Document text
HEADQUARTERS ELEVENTH AND TWELFTH CORPS,
Lookout Valley, Tenn., January 20, 1864.
I have read this and the accompanying papers of Lieutenant Ayers, and believe them to be correct in every respect. I had no cause to complain of his services during my operations.
HEADQUARTERS SIGNAL CORPS,
DEPARTMENT OF VIRGINIA AND NORTH CAROLINA,
Fort Monroe, February 1, 1864.
I believe this to be truthful account of the operations of Lieutenant Ayers. He deserved and received censure from me for not having equipments with which to communicate at night. He deserves credit for the energy and zeal with which he followed Major-General Hooker and the good services he rendered under the very unfavorable circumstances that he, in common with the rest of the detachment, was compelled to work. Two officers near to General Hooker were ordered to report to him. They, however, reported themselves as sink and unable to go. Others could not be sent, for some reason that I have forgotten (though I think it was because one of the pontoon bridges was broken). An attempt was made to reache Lieutenant Ayers with torches and turpentine when it was found that he did not have them. It was impossible, though, as the enemy still held the ground between us.
Captain and Chief Signal Officer.
Report of Captain Cuthbert H. Slocomb, Fifth Company, Battalion Washington Artillery.
HDQRS. FIFTH COMPANY, BATTLN. WASHINGTON ARTY,
Near Dalton, Ga., December 3, 1863.

Given material

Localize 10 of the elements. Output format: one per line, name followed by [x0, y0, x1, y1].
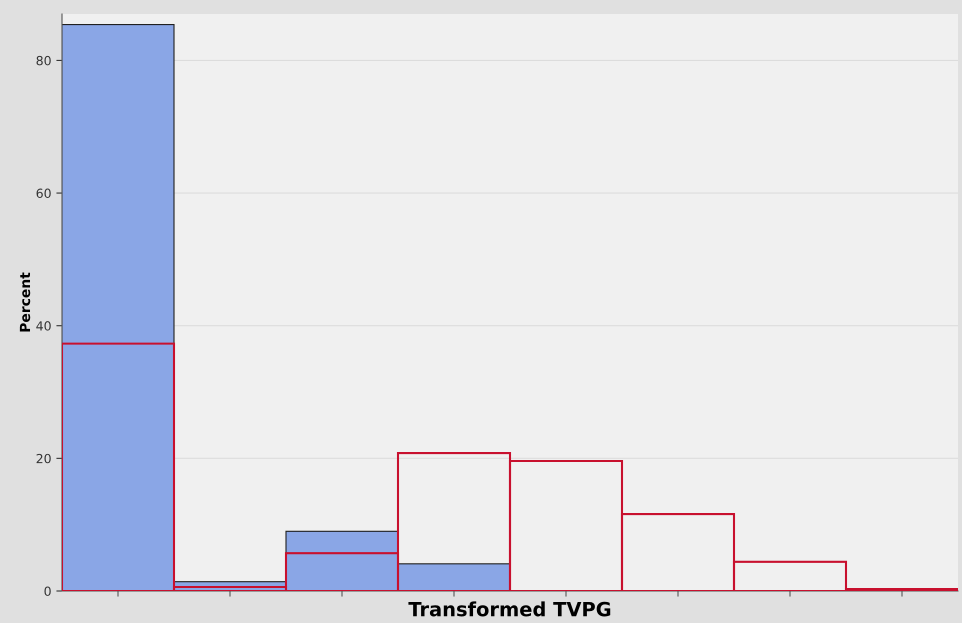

Prompt 1
In the Lookout Valley endorsements, why did the attempt to reach Lieutenant Ayers with torches and turpentine fail? Answer in one to three sentences.
Prompt 2
Return the passage of the Lookout Valley endorsements from "I have read" to "February 1, 1864.", copied exactly.

Expected output 1
The attempt failed because the enemy still held the ground between Lieutenant Ayers and those trying to reach him.

Expected output 2
I have read this and the accompanying papers of Lieutenant Ayers, and believe them to be correct in every respect. I had no cause to complain of his services during my operations.
HEADQUARTERS SIGNAL CORPS,
DEPARTMENT OF VIRGINIA AND NORTH CAROLINA,
Fort Monroe, February 1, 1864.